>> start Dataset rows

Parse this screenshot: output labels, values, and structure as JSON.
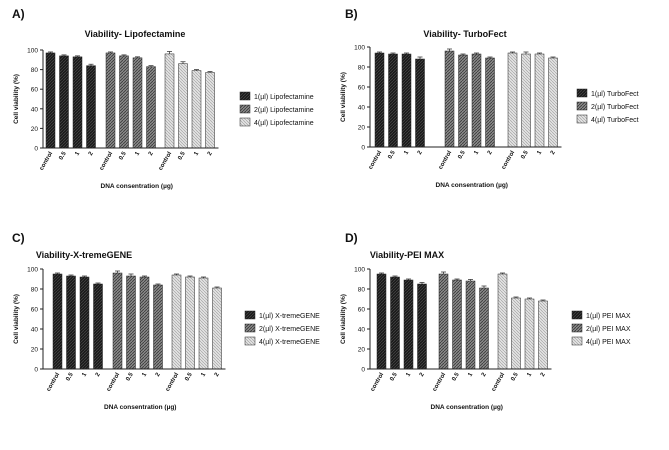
{
  "chart_data": [
    {
      "type": "bar",
      "panel_label": "A)",
      "title": "Viability- Lipofectamine",
      "xlabel": "DNA consentration (µg)",
      "ylabel": "Cell viability (%)",
      "ylim": [
        0,
        100
      ],
      "yticks": [
        "0",
        "20",
        "40",
        "60",
        "80",
        "100"
      ],
      "categories": [
        "control",
        "0.5",
        "1",
        "2"
      ],
      "series": [
        {
          "name": "1(µl) Lipofectamine",
          "values": [
            97,
            94,
            93,
            84
          ],
          "errors": [
            1,
            1,
            1,
            1.5
          ]
        },
        {
          "name": "2(µl) Lipofectamine",
          "values": [
            97,
            94,
            92,
            83
          ],
          "errors": [
            1,
            1,
            1,
            1
          ]
        },
        {
          "name": "4(µl) Lipofectamine",
          "values": [
            96,
            86,
            79,
            77
          ],
          "errors": [
            2.5,
            2,
            1,
            1
          ]
        }
      ]
    },
    {
      "type": "bar",
      "panel_label": "B)",
      "title": "Viability- TurboFect",
      "xlabel": "DNA consentration (µg)",
      "ylabel": "Cell viability (%)",
      "ylim": [
        0,
        100
      ],
      "yticks": [
        "0",
        "20",
        "40",
        "60",
        "80",
        "100"
      ],
      "categories": [
        "control",
        "0.5",
        "1",
        "2"
      ],
      "series": [
        {
          "name": "1(µl) TurboFect",
          "values": [
            94,
            93,
            93,
            88
          ],
          "errors": [
            1,
            1,
            1,
            2
          ]
        },
        {
          "name": "2(µl) TurboFect",
          "values": [
            96,
            92,
            93,
            89
          ],
          "errors": [
            2,
            1,
            1,
            1
          ]
        },
        {
          "name": "4(µl) TurboFect",
          "values": [
            94,
            93,
            93,
            89
          ],
          "errors": [
            1,
            2,
            1,
            1
          ]
        }
      ]
    },
    {
      "type": "bar",
      "panel_label": "C)",
      "title": "Viability-X-tremeGENE",
      "xlabel": "DNA consentration (µg)",
      "ylabel": "Cell viability (%)",
      "ylim": [
        0,
        100
      ],
      "yticks": [
        "0",
        "20",
        "40",
        "60",
        "80",
        "100"
      ],
      "categories": [
        "control",
        "0.5",
        "1",
        "2"
      ],
      "series": [
        {
          "name": "1(µl) X-tremeGENE",
          "values": [
            95,
            93,
            92,
            85
          ],
          "errors": [
            1,
            1,
            1,
            1
          ]
        },
        {
          "name": "2(µl) X-tremeGENE",
          "values": [
            96,
            93,
            92,
            84
          ],
          "errors": [
            2,
            2,
            1,
            1
          ]
        },
        {
          "name": "4(µl) X-tremeGENE",
          "values": [
            94,
            92,
            91,
            81
          ],
          "errors": [
            1,
            1,
            1,
            1
          ]
        }
      ]
    },
    {
      "type": "bar",
      "panel_label": "D)",
      "title": "Viability-PEI MAX",
      "xlabel": "DNA consentration (µg)",
      "ylabel": "Cell viability (%)",
      "ylim": [
        0,
        100
      ],
      "yticks": [
        "0",
        "20",
        "40",
        "60",
        "80",
        "100"
      ],
      "categories": [
        "control",
        "0.5",
        "1",
        "2"
      ],
      "series": [
        {
          "name": "1(µl) PEI MAX",
          "values": [
            95,
            92,
            89,
            85
          ],
          "errors": [
            1,
            1,
            1,
            1.5
          ]
        },
        {
          "name": "2(µl) PEI MAX",
          "values": [
            95,
            89,
            88,
            81
          ],
          "errors": [
            2,
            1,
            1.5,
            2
          ]
        },
        {
          "name": "4(µl) PEI MAX",
          "values": [
            95,
            71,
            70,
            68
          ],
          "errors": [
            1,
            1,
            1,
            1
          ]
        }
      ]
    }
  ],
  "colors": {
    "series_1_fill": "#1e1e1e",
    "series_2_fill": "#7a7a7a",
    "series_3_fill": "#d4d4d4",
    "axis": "#222222",
    "text": "#111111"
  }
}
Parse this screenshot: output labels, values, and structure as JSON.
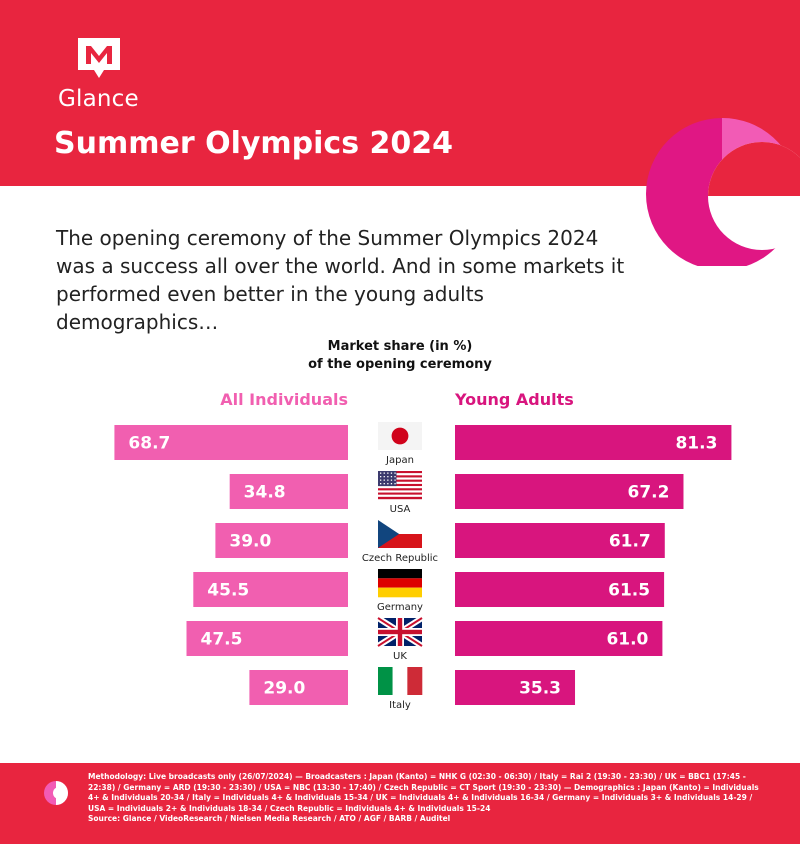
{
  "brand": {
    "name": "Glance"
  },
  "title": "Summer Olympics 2024",
  "intro": "The opening ceremony of the Summer Olympics 2024 was a success all over the world. And in some markets it performed even better in the young adults demographics…",
  "colors": {
    "header": "#e8253f",
    "all_individuals": "#f15fb0",
    "young_adults": "#d8157e"
  },
  "chart_data": {
    "type": "bar",
    "title": "Market share (in %) of the opening ceremony",
    "title_lines": [
      "Market share (in %)",
      "of the opening ceremony"
    ],
    "categories": [
      "Japan",
      "USA",
      "Czech Republic",
      "Germany",
      "UK",
      "Italy"
    ],
    "series": [
      {
        "name": "All Individuals",
        "values": [
          68.7,
          34.8,
          39.0,
          45.5,
          47.5,
          29.0
        ],
        "color": "#f15fb0"
      },
      {
        "name": "Young Adults",
        "values": [
          81.3,
          67.2,
          61.7,
          61.5,
          61.0,
          35.3
        ],
        "color": "#d8157e"
      }
    ],
    "flags": [
      "japan-flag",
      "usa-flag",
      "czech-flag",
      "germany-flag",
      "uk-flag",
      "italy-flag"
    ],
    "layout_style": "butterfly"
  },
  "footnote": [
    "Methodology: Live broadcasts only (26/07/2024) — Broadcasters : Japan (Kanto) = NHK G (02:30 - 06:30) / Italy = Rai 2 (19:30 - 23:30) / UK = BBC1 (17:45 - 22:38) / Germany = ARD (19:30 - 23:30) / USA = NBC (13:30 - 17:40) / Czech Republic = CT Sport (19:30 - 23:30) — Demographics : Japan (Kanto) = Individuals 4+ & Individuals 20-34 / Italy = Individuals 4+ & Individuals 15-34 / UK = Individuals 4+ & Individuals 16-34 / Germany = Individuals 3+ & Individuals 14-29 / USA = Individuals 2+ & Individuals 18-34 / Czech Republic = Individuals 4+ & Individuals 15-24",
    "Source: Glance / VideoResearch / Nielsen Media Research / ATO / AGF / BARB / Auditel"
  ]
}
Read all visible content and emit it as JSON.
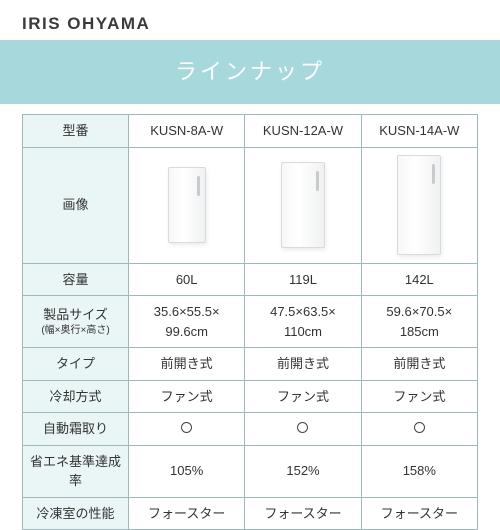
{
  "brand": "IRIS OHYAMA",
  "title": "ラインナップ",
  "colors": {
    "band_bg": "#a6d8dc",
    "table_border": "#9fb8bb",
    "th_bg": "#eaf5f6",
    "text": "#333333"
  },
  "row_labels": {
    "model": "型番",
    "image": "画像",
    "capacity": "容量",
    "size": "製品サイズ",
    "size_sub": "(幅×奥行×高さ)",
    "type": "タイプ",
    "cooling": "冷却方式",
    "defrost": "自動霜取り",
    "energy": "省エネ基準達成率",
    "freezer_perf": "冷凍室の性能"
  },
  "products": [
    {
      "model": "KUSN-8A-W",
      "image_size": "small",
      "capacity": "60L",
      "size": "35.6×55.5×\n99.6cm",
      "type": "前開き式",
      "cooling": "ファン式",
      "defrost": "○",
      "energy": "105%",
      "freezer_perf": "フォースター"
    },
    {
      "model": "KUSN-12A-W",
      "image_size": "medium",
      "capacity": "119L",
      "size": "47.5×63.5×\n110cm",
      "type": "前開き式",
      "cooling": "ファン式",
      "defrost": "○",
      "energy": "152%",
      "freezer_perf": "フォースター"
    },
    {
      "model": "KUSN-14A-W",
      "image_size": "large",
      "capacity": "142L",
      "size": "59.6×70.5×\n185cm",
      "type": "前開き式",
      "cooling": "ファン式",
      "defrost": "○",
      "energy": "158%",
      "freezer_perf": "フォースター"
    }
  ]
}
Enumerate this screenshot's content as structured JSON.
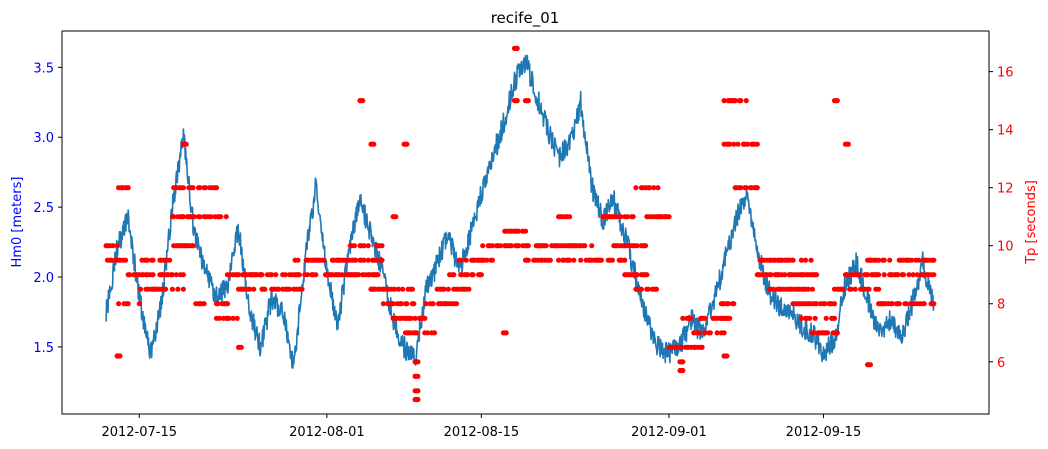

>> end Dataset rows

▸ Problem details
Copy out the listing exactly as it stands, but not the pictures.

▸ Reply to the task
Parse this screenshot: output labels, values, and structure as JSON.
{
  "chart_data": [
    {
      "type": "bar",
      "panel_label": "A)",
      "title": "Viability- Lipofectamine",
      "xlabel": "DNA consentration (µg)",
      "ylabel": "Cell viability (%)",
      "ylim": [
        0,
        100
      ],
      "yticks": [
        "0",
        "20",
        "40",
        "60",
        "80",
        "100"
      ],
      "categories": [
        "control",
        "0.5",
        "1",
        "2"
      ],
      "series": [
        {
          "name": "1(µl) Lipofectamine",
          "values": [
            97,
            94,
            93,
            84
          ],
          "errors": [
            1,
            1,
            1,
            1.5
          ]
        },
        {
          "name": "2(µl) Lipofectamine",
          "values": [
            97,
            94,
            92,
            83
          ],
          "errors": [
            1,
            1,
            1,
            1
          ]
        },
        {
          "name": "4(µl) Lipofectamine",
          "values": [
            96,
            86,
            79,
            77
          ],
          "errors": [
            2.5,
            2,
            1,
            1
          ]
        }
      ]
    },
    {
      "type": "bar",
      "panel_label": "B)",
      "title": "Viability- TurboFect",
      "xlabel": "DNA consentration (µg)",
      "ylabel": "Cell viability (%)",
      "ylim": [
        0,
        100
      ],
      "yticks": [
        "0",
        "20",
        "40",
        "60",
        "80",
        "100"
      ],
      "categories": [
        "control",
        "0.5",
        "1",
        "2"
      ],
      "series": [
        {
          "name": "1(µl) TurboFect",
          "values": [
            94,
            93,
            93,
            88
          ],
          "errors": [
            1,
            1,
            1,
            2
          ]
        },
        {
          "name": "2(µl) TurboFect",
          "values": [
            96,
            92,
            93,
            89
          ],
          "errors": [
            2,
            1,
            1,
            1
          ]
        },
        {
          "name": "4(µl) TurboFect",
          "values": [
            94,
            93,
            93,
            89
          ],
          "errors": [
            1,
            2,
            1,
            1
          ]
        }
      ]
    },
    {
      "type": "bar",
      "panel_label": "C)",
      "title": "Viability-X-tremeGENE",
      "xlabel": "DNA consentration (µg)",
      "ylabel": "Cell viability (%)",
      "ylim": [
        0,
        100
      ],
      "yticks": [
        "0",
        "20",
        "40",
        "60",
        "80",
        "100"
      ],
      "categories": [
        "control",
        "0.5",
        "1",
        "2"
      ],
      "series": [
        {
          "name": "1(µl) X-tremeGENE",
          "values": [
            95,
            93,
            92,
            85
          ],
          "errors": [
            1,
            1,
            1,
            1
          ]
        },
        {
          "name": "2(µl) X-tremeGENE",
          "values": [
            96,
            93,
            92,
            84
          ],
          "errors": [
            2,
            2,
            1,
            1
          ]
        },
        {
          "name": "4(µl) X-tremeGENE",
          "values": [
            94,
            92,
            91,
            81
          ],
          "errors": [
            1,
            1,
            1,
            1
          ]
        }
      ]
    },
    {
      "type": "bar",
      "panel_label": "D)",
      "title": "Viability-PEI MAX",
      "xlabel": "DNA consentration (µg)",
      "ylabel": "Cell viability (%)",
      "ylim": [
        0,
        100
      ],
      "yticks": [
        "0",
        "20",
        "40",
        "60",
        "80",
        "100"
      ],
      "categories": [
        "control",
        "0.5",
        "1",
        "2"
      ],
      "series": [
        {
          "name": "1(µl) PEI MAX",
          "values": [
            95,
            92,
            89,
            85
          ],
          "errors": [
            1,
            1,
            1,
            1.5
          ]
        },
        {
          "name": "2(µl) PEI MAX",
          "values": [
            95,
            89,
            88,
            81
          ],
          "errors": [
            2,
            1,
            1.5,
            2
          ]
        },
        {
          "name": "4(µl) PEI MAX",
          "values": [
            95,
            71,
            70,
            68
          ],
          "errors": [
            1,
            1,
            1,
            1
          ]
        }
      ]
    }
  ],
  "colors": {
    "series_1_fill": "#1e1e1e",
    "series_2_fill": "#7a7a7a",
    "series_3_fill": "#d4d4d4",
    "axis": "#222222",
    "text": "#111111"
  }
}
Parse this screenshot: output labels, values, and structure as JSON.
{
  "brand": {
    "name": "Glance"
  },
  "title": "Summer Olympics 2024",
  "intro": "The opening ceremony of the Summer Olympics 2024 was a success all over the world. And in some markets it performed even better in the young adults demographics…",
  "colors": {
    "header": "#e8253f",
    "all_individuals": "#f15fb0",
    "young_adults": "#d8157e"
  },
  "chart_data": {
    "type": "bar",
    "title": "Market share (in %) of the opening ceremony",
    "title_lines": [
      "Market share (in %)",
      "of the opening ceremony"
    ],
    "categories": [
      "Japan",
      "USA",
      "Czech Republic",
      "Germany",
      "UK",
      "Italy"
    ],
    "series": [
      {
        "name": "All Individuals",
        "values": [
          68.7,
          34.8,
          39.0,
          45.5,
          47.5,
          29.0
        ],
        "color": "#f15fb0"
      },
      {
        "name": "Young Adults",
        "values": [
          81.3,
          67.2,
          61.7,
          61.5,
          61.0,
          35.3
        ],
        "color": "#d8157e"
      }
    ],
    "flags": [
      "japan-flag",
      "usa-flag",
      "czech-flag",
      "germany-flag",
      "uk-flag",
      "italy-flag"
    ],
    "layout_style": "butterfly"
  },
  "footnote": [
    "Methodology: Live broadcasts only (26/07/2024) — Broadcasters : Japan (Kanto) = NHK G (02:30 - 06:30) / Italy = Rai 2 (19:30 - 23:30) / UK = BBC1 (17:45 - 22:38) / Germany = ARD (19:30 - 23:30) / USA = NBC (13:30 - 17:40) / Czech Republic = CT Sport (19:30 - 23:30) — Demographics : Japan (Kanto) = Individuals 4+ & Individuals 20-34 / Italy = Individuals 4+ & Individuals 15-34 / UK = Individuals 4+ & Individuals 16-34 / Germany = Individuals 3+ & Individuals 14-29 / USA = Individuals 2+ & Individuals 18-34 / Czech Republic = Individuals 4+ & Individuals 15-24",
    "Source: Glance / VideoResearch / Nielsen Media Research / ATO / AGF / BARB / Auditel"
  ]
}
Read all visible content and emit it as JSON.
{
  "brand": "IRIS OHYAMA",
  "title": "ラインナップ",
  "colors": {
    "band_bg": "#a6d8dc",
    "table_border": "#9fb8bb",
    "th_bg": "#eaf5f6",
    "text": "#333333"
  },
  "row_labels": {
    "model": "型番",
    "image": "画像",
    "capacity": "容量",
    "size": "製品サイズ",
    "size_sub": "(幅×奥行×高さ)",
    "type": "タイプ",
    "cooling": "冷却方式",
    "defrost": "自動霜取り",
    "energy": "省エネ基準達成率",
    "freezer_perf": "冷凍室の性能"
  },
  "products": [
    {
      "model": "KUSN-8A-W",
      "image_size": "small",
      "capacity": "60L",
      "size": "35.6×55.5×\n99.6cm",
      "type": "前開き式",
      "cooling": "ファン式",
      "defrost": "○",
      "energy": "105%",
      "freezer_perf": "フォースター"
    },
    {
      "model": "KUSN-12A-W",
      "image_size": "medium",
      "capacity": "119L",
      "size": "47.5×63.5×\n110cm",
      "type": "前開き式",
      "cooling": "ファン式",
      "defrost": "○",
      "energy": "152%",
      "freezer_perf": "フォースター"
    },
    {
      "model": "KUSN-14A-W",
      "image_size": "large",
      "capacity": "142L",
      "size": "59.6×70.5×\n185cm",
      "type": "前開き式",
      "cooling": "ファン式",
      "defrost": "○",
      "energy": "158%",
      "freezer_perf": "フォースター"
    }
  ]
}
Enumerate this screenshot's content as structured JSON.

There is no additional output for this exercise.